§ **Exercise brief**: Lines containing the word "sentences" are to be counted; state their number and nothing further.

::: Entries shown

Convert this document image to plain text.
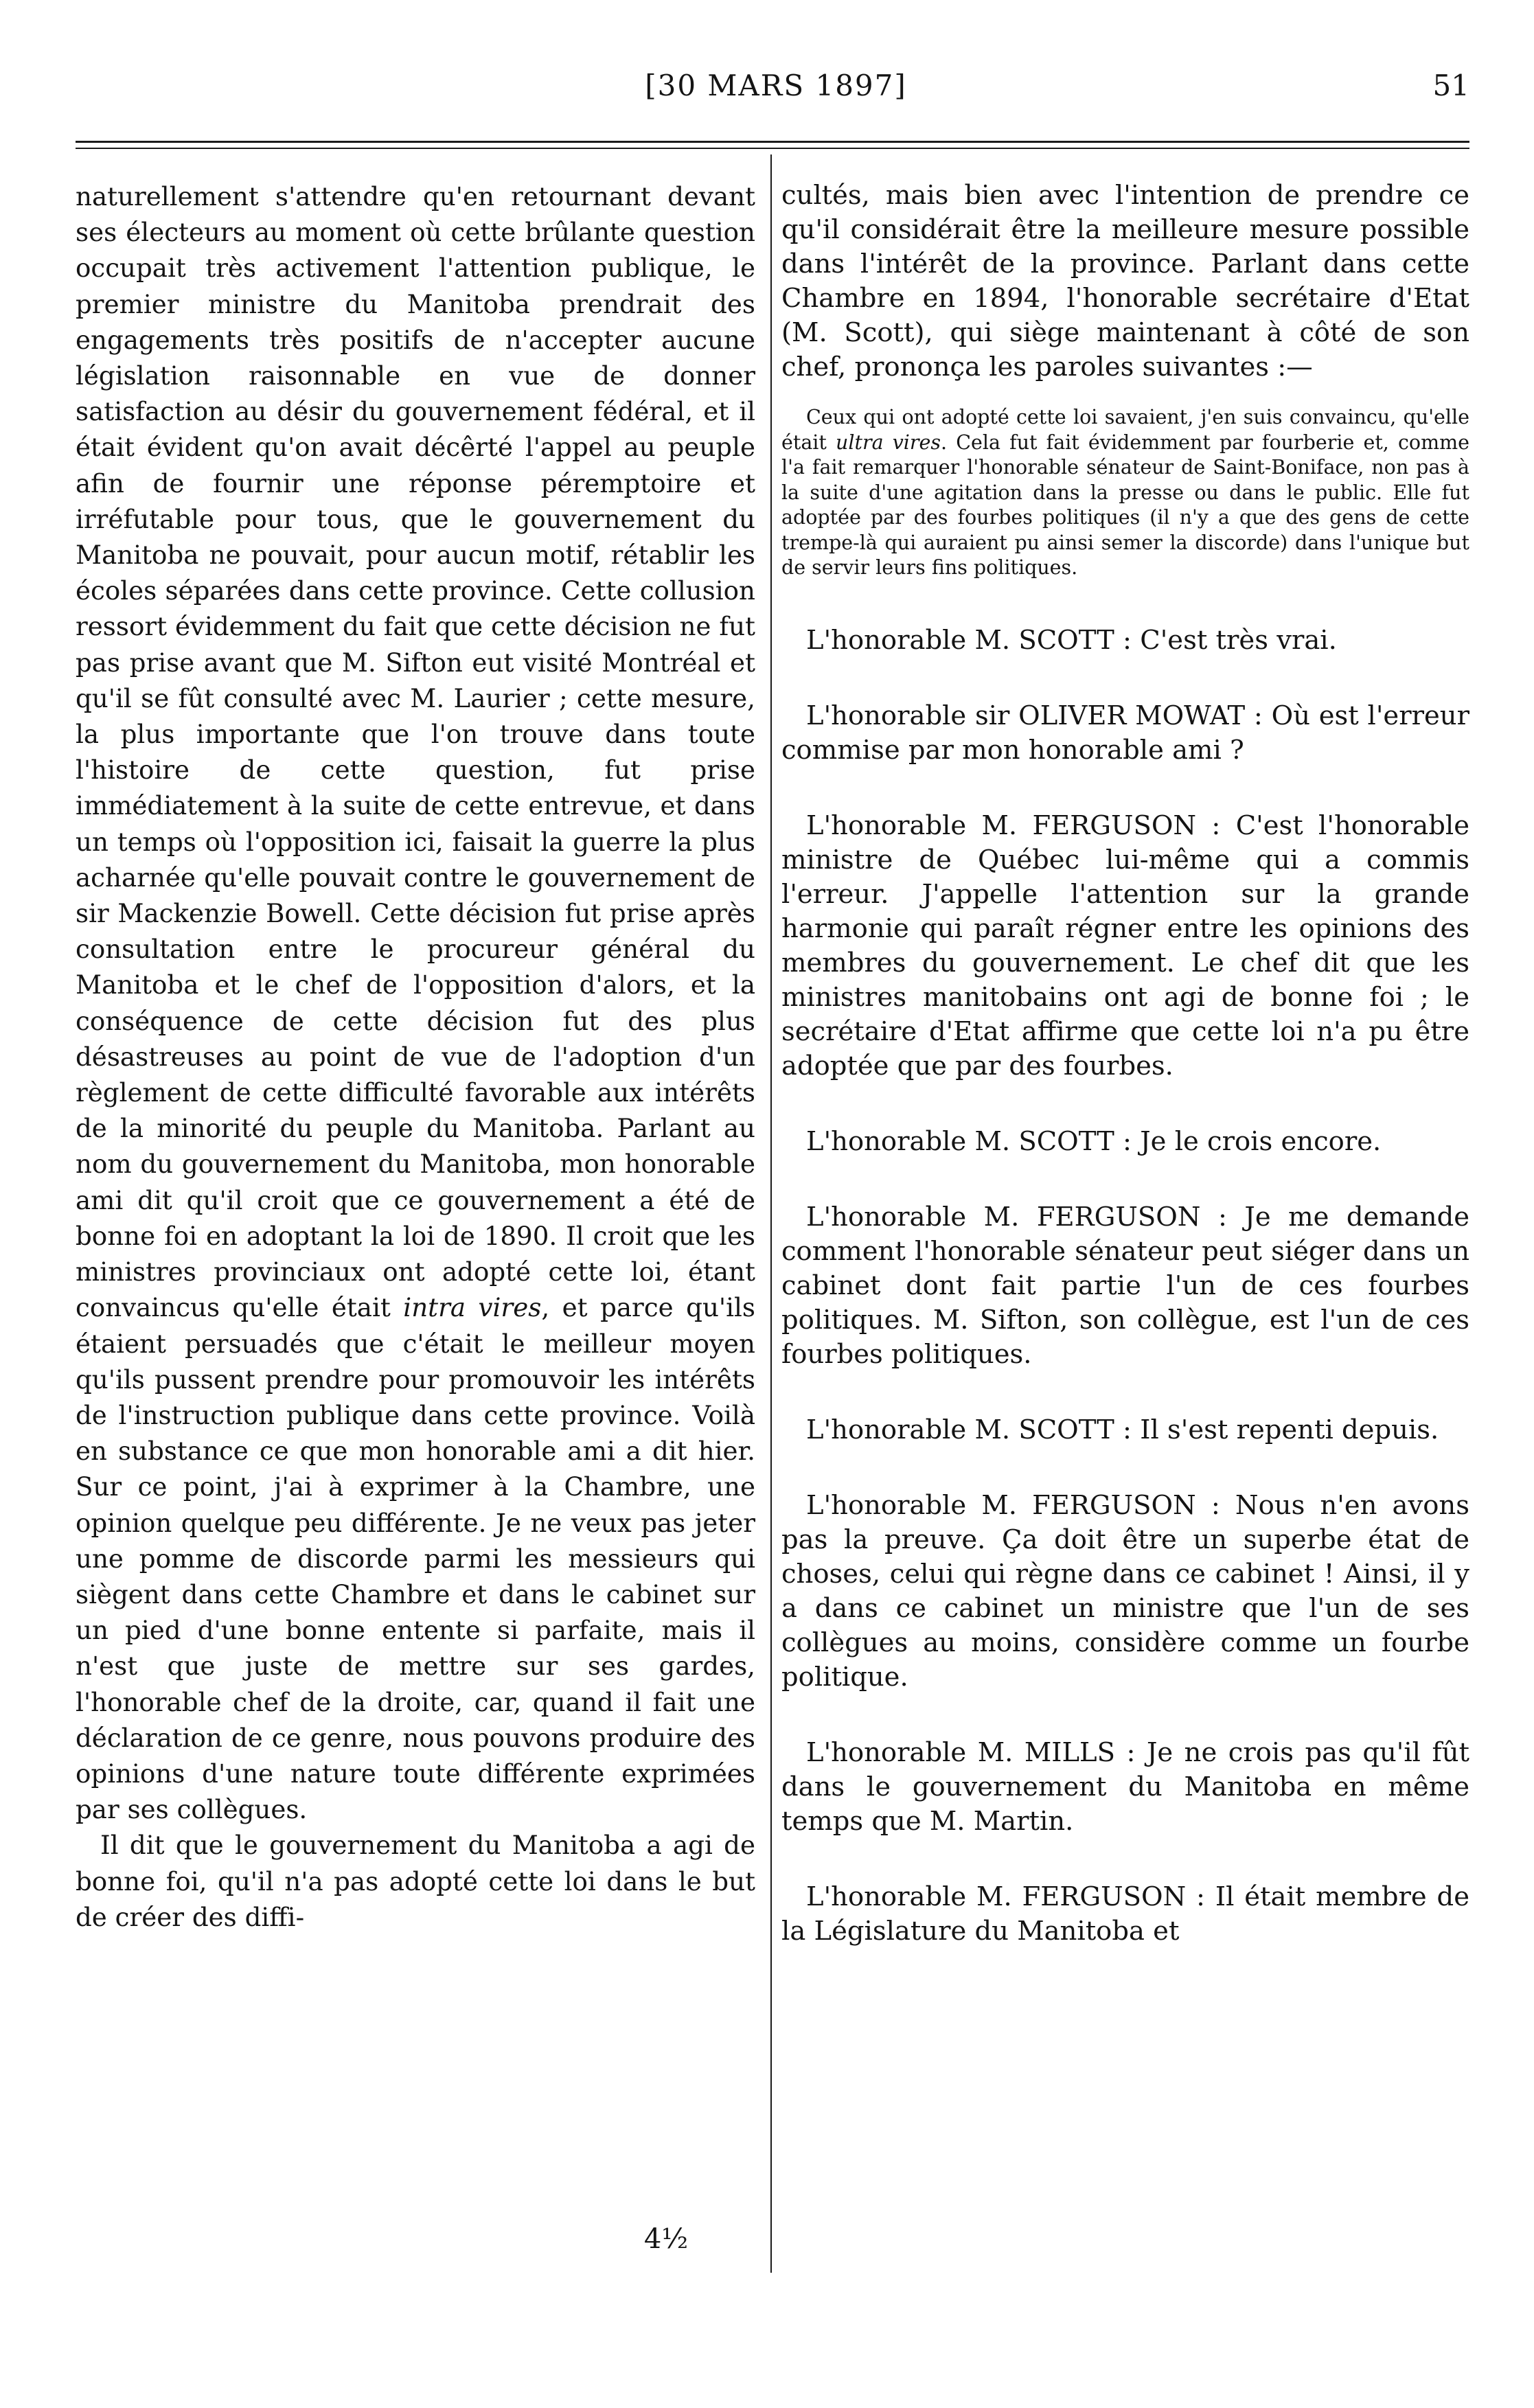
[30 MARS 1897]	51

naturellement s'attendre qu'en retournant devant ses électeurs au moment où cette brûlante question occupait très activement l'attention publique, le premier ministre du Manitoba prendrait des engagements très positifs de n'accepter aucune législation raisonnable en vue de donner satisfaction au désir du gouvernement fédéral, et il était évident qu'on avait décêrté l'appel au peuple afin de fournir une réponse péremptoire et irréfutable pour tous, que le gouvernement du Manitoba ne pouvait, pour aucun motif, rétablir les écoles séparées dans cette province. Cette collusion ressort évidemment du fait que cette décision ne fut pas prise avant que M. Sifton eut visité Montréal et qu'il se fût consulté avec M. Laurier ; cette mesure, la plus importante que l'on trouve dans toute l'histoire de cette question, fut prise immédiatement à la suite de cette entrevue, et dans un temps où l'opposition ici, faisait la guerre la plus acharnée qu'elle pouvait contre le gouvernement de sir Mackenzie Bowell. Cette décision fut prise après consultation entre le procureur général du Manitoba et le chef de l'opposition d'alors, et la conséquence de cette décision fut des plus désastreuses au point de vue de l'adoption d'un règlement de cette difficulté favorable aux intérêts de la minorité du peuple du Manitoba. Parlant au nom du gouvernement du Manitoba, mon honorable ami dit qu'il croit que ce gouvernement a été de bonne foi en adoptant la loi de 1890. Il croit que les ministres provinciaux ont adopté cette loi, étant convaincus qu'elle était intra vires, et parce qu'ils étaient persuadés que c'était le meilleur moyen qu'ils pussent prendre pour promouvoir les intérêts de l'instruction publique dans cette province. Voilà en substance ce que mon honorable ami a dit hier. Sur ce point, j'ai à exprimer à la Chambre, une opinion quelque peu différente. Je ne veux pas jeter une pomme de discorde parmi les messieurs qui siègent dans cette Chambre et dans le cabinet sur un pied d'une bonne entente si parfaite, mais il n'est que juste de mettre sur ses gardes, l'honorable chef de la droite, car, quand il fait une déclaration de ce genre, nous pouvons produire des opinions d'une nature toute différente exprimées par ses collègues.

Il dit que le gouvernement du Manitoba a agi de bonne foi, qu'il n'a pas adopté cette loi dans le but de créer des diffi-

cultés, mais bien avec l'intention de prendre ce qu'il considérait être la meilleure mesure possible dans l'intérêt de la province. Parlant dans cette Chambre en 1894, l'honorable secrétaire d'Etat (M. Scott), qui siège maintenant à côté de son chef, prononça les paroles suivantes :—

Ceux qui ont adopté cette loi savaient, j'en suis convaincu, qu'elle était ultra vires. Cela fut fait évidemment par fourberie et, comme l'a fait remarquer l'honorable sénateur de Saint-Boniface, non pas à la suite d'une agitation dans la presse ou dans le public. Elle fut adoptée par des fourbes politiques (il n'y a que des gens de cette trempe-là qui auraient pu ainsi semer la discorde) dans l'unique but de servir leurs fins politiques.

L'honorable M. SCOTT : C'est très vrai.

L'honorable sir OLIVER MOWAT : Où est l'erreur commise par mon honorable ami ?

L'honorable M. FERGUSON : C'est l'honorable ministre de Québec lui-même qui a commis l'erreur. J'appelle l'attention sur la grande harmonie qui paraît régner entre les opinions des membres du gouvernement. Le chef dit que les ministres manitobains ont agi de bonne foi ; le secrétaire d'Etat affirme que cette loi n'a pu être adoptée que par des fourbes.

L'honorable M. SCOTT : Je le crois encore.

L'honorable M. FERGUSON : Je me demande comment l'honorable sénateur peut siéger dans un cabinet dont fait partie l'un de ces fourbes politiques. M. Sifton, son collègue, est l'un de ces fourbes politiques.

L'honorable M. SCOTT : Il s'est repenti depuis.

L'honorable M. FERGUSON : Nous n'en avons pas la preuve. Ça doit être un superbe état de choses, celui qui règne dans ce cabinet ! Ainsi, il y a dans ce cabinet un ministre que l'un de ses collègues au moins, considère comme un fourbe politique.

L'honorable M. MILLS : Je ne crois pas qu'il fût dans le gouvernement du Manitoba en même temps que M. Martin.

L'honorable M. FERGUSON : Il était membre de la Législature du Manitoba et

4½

::::::
::: Entries shown

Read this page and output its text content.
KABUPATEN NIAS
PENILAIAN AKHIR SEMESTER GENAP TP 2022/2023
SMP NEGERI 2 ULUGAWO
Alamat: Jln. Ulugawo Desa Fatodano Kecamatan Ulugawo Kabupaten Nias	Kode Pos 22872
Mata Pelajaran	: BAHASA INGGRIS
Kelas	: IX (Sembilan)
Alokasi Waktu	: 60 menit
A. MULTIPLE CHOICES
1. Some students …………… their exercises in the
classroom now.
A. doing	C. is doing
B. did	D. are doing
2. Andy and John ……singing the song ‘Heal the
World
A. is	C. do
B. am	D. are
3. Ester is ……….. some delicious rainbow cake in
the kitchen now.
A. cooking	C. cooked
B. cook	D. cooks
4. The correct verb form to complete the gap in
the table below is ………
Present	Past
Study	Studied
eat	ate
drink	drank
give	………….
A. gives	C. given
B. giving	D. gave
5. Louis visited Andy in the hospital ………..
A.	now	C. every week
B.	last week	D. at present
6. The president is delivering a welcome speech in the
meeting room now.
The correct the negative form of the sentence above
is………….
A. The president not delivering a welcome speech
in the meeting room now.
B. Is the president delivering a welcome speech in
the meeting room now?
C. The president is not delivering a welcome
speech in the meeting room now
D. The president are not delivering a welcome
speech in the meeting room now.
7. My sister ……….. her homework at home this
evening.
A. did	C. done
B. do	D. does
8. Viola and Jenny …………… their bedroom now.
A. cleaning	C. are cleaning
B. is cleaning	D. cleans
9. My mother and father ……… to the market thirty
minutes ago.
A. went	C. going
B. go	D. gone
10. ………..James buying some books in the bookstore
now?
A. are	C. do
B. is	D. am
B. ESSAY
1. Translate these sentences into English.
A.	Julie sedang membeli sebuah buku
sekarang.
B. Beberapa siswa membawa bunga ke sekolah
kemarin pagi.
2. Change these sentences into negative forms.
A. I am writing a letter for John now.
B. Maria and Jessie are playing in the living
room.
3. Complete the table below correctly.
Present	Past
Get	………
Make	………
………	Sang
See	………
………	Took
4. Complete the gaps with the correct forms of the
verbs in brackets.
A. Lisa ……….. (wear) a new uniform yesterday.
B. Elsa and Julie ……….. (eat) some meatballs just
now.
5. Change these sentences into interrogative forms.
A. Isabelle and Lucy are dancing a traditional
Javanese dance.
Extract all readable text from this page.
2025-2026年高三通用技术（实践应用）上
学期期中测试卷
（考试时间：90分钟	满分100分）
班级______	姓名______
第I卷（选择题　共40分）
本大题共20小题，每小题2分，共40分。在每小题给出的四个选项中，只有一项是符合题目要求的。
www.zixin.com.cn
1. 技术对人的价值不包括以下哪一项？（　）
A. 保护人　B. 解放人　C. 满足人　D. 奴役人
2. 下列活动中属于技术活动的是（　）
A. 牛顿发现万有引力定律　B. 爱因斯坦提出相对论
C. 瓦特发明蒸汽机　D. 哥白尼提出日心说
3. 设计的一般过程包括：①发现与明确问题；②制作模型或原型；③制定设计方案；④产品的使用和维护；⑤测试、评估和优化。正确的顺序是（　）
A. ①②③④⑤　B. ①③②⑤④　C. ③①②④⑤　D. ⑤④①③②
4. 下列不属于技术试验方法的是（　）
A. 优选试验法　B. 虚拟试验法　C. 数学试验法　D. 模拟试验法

::::::

§ **Response to the task**: 3